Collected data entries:
******************************

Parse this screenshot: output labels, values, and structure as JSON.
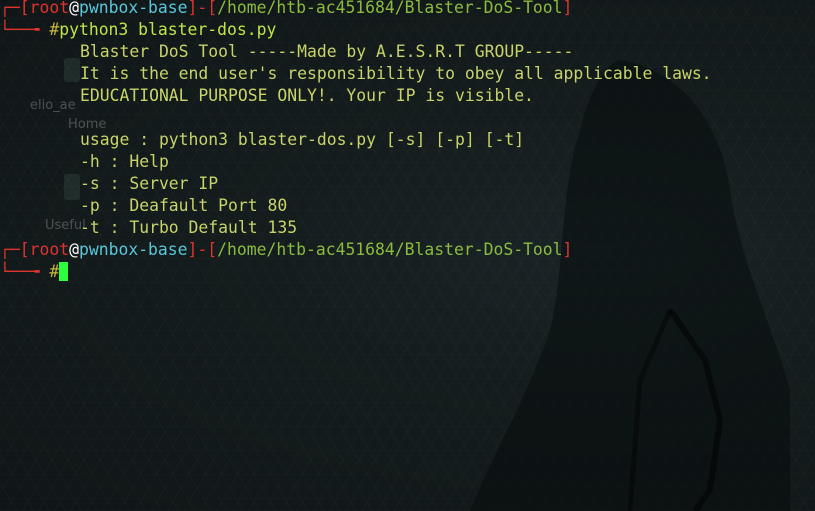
{
  "prompt1": {
    "user": "root",
    "at": "@",
    "host": "pwnbox-base",
    "sep": "]-[",
    "path": "/home/htb-ac451684/Blaster-DoS-Tool",
    "close": "]",
    "open": "[",
    "hash": "#",
    "command": "python3 blaster-dos.py"
  },
  "output": [
    "Blaster DoS Tool -----Made by A.E.S.R.T GROUP-----",
    "It is the end user's responsibility to obey all applicable laws.",
    "EDUCATIONAL PURPOSE ONLY!. Your IP is visible.",
    "usage : python3 blaster-dos.py [-s] [-p] [-t]",
    "-h : Help",
    "-s : Server IP",
    "-p : Deafault Port 80",
    "-t : Turbo Default 135"
  ],
  "prompt2": {
    "user": "root",
    "at": "@",
    "host": "pwnbox-base",
    "sep": "]-[",
    "path": "/home/htb-ac451684/Blaster-DoS-Tool",
    "close": "]",
    "open": "[",
    "hash": "#"
  },
  "background": {
    "ghost_text_1": "elio_ae",
    "ghost_text_2": "Home",
    "ghost_text_3": "Useful"
  }
}
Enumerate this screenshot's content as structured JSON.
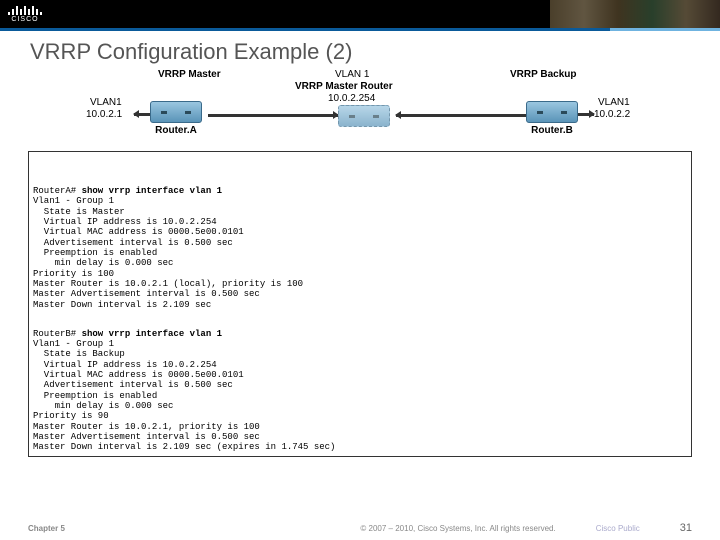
{
  "brand": {
    "name": "CISCO"
  },
  "title": "VRRP Configuration Example (2)",
  "diagram": {
    "vlan_top": "VLAN 1",
    "master_role": "VRRP Master Router",
    "master_ip": "10.0.2.254",
    "left_role": "VRRP Master",
    "left_vlan": "VLAN1",
    "left_ip": "10.0.2.1",
    "left_name": "Router.A",
    "right_role": "VRRP Backup",
    "right_vlan": "VLAN1",
    "right_ip": "10.0.2.2",
    "right_name": "Router.B"
  },
  "output_a": {
    "prompt": "RouterA# ",
    "cmd": "show vrrp interface vlan 1",
    "lines": "Vlan1 - Group 1\n  State is Master\n  Virtual IP address is 10.0.2.254\n  Virtual MAC address is 0000.5e00.0101\n  Advertisement interval is 0.500 sec\n  Preemption is enabled\n    min delay is 0.000 sec\nPriority is 100\nMaster Router is 10.0.2.1 (local), priority is 100\nMaster Advertisement interval is 0.500 sec\nMaster Down interval is 2.109 sec"
  },
  "output_b": {
    "prompt": "RouterB# ",
    "cmd": "show vrrp interface vlan 1",
    "lines": "Vlan1 - Group 1\n  State is Backup\n  Virtual IP address is 10.0.2.254\n  Virtual MAC address is 0000.5e00.0101\n  Advertisement interval is 0.500 sec\n  Preemption is enabled\n    min delay is 0.000 sec\nPriority is 90\nMaster Router is 10.0.2.1, priority is 100\nMaster Advertisement interval is 0.500 sec\nMaster Down interval is 2.109 sec (expires in 1.745 sec)"
  },
  "footer": {
    "chapter": "Chapter 5",
    "copyright": "© 2007 – 2010, Cisco Systems, Inc. All rights reserved.",
    "public": "Cisco Public",
    "page": "31"
  }
}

******************************

**STATED EXERCISE**
Transcribe every record above exactly, leaving out the pictures.

**OUTPUT**
Parse this screenshot: output labels, values, and structure as JSON.
{
  "prompt1": {
    "user": "root",
    "at": "@",
    "host": "pwnbox-base",
    "sep": "]-[",
    "path": "/home/htb-ac451684/Blaster-DoS-Tool",
    "close": "]",
    "open": "[",
    "hash": "#",
    "command": "python3 blaster-dos.py"
  },
  "output": [
    "Blaster DoS Tool -----Made by A.E.S.R.T GROUP-----",
    "It is the end user's responsibility to obey all applicable laws.",
    "EDUCATIONAL PURPOSE ONLY!. Your IP is visible.",
    "usage : python3 blaster-dos.py [-s] [-p] [-t]",
    "-h : Help",
    "-s : Server IP",
    "-p : Deafault Port 80",
    "-t : Turbo Default 135"
  ],
  "prompt2": {
    "user": "root",
    "at": "@",
    "host": "pwnbox-base",
    "sep": "]-[",
    "path": "/home/htb-ac451684/Blaster-DoS-Tool",
    "close": "]",
    "open": "[",
    "hash": "#"
  },
  "background": {
    "ghost_text_1": "elio_ae",
    "ghost_text_2": "Home",
    "ghost_text_3": "Useful"
  }
}
Enumerate this screenshot's content as structured JSON.
{
  "brand": {
    "name": "CISCO"
  },
  "title": "VRRP Configuration Example (2)",
  "diagram": {
    "vlan_top": "VLAN 1",
    "master_role": "VRRP Master Router",
    "master_ip": "10.0.2.254",
    "left_role": "VRRP Master",
    "left_vlan": "VLAN1",
    "left_ip": "10.0.2.1",
    "left_name": "Router.A",
    "right_role": "VRRP Backup",
    "right_vlan": "VLAN1",
    "right_ip": "10.0.2.2",
    "right_name": "Router.B"
  },
  "output_a": {
    "prompt": "RouterA# ",
    "cmd": "show vrrp interface vlan 1",
    "lines": "Vlan1 - Group 1\n  State is Master\n  Virtual IP address is 10.0.2.254\n  Virtual MAC address is 0000.5e00.0101\n  Advertisement interval is 0.500 sec\n  Preemption is enabled\n    min delay is 0.000 sec\nPriority is 100\nMaster Router is 10.0.2.1 (local), priority is 100\nMaster Advertisement interval is 0.500 sec\nMaster Down interval is 2.109 sec"
  },
  "output_b": {
    "prompt": "RouterB# ",
    "cmd": "show vrrp interface vlan 1",
    "lines": "Vlan1 - Group 1\n  State is Backup\n  Virtual IP address is 10.0.2.254\n  Virtual MAC address is 0000.5e00.0101\n  Advertisement interval is 0.500 sec\n  Preemption is enabled\n    min delay is 0.000 sec\nPriority is 90\nMaster Router is 10.0.2.1, priority is 100\nMaster Advertisement interval is 0.500 sec\nMaster Down interval is 2.109 sec (expires in 1.745 sec)"
  },
  "footer": {
    "chapter": "Chapter 5",
    "copyright": "© 2007 – 2010, Cisco Systems, Inc. All rights reserved.",
    "public": "Cisco Public",
    "page": "31"
  }
}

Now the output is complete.